Written request: Extract the lines that carry the string "name" from the listing.

* BEGIN Records for the exercise *

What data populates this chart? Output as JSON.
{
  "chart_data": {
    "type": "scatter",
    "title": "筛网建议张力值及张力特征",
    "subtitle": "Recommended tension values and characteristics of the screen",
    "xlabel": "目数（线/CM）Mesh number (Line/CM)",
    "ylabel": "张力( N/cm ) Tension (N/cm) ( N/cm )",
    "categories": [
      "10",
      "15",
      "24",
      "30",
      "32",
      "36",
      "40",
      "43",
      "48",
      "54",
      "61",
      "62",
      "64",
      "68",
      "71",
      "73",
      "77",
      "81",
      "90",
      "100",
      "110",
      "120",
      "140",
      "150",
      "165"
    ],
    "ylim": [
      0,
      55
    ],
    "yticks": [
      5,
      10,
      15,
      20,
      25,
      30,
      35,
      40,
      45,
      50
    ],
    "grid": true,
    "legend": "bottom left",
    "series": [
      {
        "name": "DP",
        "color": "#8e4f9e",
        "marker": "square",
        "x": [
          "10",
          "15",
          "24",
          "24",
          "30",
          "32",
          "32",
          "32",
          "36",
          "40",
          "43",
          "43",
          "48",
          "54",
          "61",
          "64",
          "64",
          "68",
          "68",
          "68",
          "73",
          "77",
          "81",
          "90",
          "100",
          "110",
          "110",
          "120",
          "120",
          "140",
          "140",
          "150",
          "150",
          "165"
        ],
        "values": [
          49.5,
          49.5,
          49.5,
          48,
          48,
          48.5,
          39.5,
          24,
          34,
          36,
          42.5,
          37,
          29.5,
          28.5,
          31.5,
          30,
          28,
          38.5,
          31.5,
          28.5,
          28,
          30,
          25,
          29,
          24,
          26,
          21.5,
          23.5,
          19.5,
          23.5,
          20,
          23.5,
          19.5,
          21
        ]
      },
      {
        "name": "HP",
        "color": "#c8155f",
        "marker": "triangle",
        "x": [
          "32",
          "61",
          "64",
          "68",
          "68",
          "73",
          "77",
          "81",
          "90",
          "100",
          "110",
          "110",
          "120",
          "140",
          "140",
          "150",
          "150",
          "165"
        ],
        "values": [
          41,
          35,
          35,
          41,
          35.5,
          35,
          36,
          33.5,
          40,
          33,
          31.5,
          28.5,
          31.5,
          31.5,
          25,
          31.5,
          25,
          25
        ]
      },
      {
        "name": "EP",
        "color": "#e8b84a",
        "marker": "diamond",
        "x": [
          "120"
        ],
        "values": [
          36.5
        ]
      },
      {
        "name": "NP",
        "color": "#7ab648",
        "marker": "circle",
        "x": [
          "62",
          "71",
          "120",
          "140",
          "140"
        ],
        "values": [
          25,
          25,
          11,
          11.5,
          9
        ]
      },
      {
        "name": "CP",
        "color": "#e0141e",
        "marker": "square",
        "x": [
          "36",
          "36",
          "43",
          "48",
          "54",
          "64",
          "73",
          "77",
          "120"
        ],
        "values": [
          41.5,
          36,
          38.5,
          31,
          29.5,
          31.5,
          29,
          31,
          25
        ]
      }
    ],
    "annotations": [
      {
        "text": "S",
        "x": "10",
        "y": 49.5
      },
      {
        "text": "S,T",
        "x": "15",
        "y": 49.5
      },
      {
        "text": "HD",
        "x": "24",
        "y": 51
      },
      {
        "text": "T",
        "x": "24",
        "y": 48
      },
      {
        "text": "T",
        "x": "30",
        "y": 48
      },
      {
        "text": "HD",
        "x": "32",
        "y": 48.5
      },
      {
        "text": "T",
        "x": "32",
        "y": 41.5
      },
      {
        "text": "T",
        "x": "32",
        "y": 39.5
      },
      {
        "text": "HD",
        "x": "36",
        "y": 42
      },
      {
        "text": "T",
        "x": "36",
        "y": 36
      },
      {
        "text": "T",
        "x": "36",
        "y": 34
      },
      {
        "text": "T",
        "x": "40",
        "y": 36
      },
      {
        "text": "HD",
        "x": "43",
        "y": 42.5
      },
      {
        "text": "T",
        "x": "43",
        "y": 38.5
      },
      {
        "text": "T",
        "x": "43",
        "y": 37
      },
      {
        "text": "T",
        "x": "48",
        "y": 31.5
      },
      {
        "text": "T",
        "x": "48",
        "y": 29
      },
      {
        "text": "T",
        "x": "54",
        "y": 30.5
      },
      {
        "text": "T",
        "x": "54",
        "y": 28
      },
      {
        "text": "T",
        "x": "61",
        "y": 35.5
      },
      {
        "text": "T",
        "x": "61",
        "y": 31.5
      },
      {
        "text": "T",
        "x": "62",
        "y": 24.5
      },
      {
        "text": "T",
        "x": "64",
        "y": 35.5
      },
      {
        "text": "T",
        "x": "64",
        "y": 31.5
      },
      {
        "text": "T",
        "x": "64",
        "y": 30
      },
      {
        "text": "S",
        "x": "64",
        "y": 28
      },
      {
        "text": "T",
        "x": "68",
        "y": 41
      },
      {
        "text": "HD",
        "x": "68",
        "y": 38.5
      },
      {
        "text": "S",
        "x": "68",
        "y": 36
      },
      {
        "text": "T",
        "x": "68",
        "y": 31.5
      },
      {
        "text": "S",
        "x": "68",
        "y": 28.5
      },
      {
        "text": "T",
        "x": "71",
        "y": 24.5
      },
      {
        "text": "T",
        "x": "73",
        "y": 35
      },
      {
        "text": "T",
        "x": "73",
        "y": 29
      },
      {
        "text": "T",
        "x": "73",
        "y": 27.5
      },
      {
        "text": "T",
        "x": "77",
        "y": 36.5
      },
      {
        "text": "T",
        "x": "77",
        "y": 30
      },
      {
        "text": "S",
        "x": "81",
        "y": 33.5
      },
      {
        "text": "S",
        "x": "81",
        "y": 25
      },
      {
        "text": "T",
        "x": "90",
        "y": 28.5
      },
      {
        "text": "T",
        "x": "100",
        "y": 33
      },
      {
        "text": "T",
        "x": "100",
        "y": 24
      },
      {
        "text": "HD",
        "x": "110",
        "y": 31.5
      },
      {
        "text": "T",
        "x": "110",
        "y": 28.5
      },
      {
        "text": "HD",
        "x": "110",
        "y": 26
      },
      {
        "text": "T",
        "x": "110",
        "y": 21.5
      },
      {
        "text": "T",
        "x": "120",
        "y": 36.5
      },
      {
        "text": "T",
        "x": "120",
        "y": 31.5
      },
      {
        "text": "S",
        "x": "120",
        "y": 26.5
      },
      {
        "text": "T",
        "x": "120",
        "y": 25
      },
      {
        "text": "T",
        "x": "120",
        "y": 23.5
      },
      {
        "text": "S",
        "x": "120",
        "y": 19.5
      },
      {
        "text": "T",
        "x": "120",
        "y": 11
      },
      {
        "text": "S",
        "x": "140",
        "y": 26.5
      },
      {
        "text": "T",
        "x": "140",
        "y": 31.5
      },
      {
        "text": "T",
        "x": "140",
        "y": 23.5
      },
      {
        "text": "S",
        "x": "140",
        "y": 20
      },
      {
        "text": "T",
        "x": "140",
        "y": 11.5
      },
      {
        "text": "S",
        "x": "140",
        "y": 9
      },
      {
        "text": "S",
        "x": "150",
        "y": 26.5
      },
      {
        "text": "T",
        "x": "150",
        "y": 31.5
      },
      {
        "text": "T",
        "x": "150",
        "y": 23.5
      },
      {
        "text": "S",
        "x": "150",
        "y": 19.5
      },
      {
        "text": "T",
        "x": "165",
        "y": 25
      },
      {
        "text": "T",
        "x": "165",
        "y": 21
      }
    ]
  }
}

* END Records for the exercise *

Output:
        "name": "DP",
        "name": "HP",
        "name": "EP",
        "name": "NP",
        "name": "CP",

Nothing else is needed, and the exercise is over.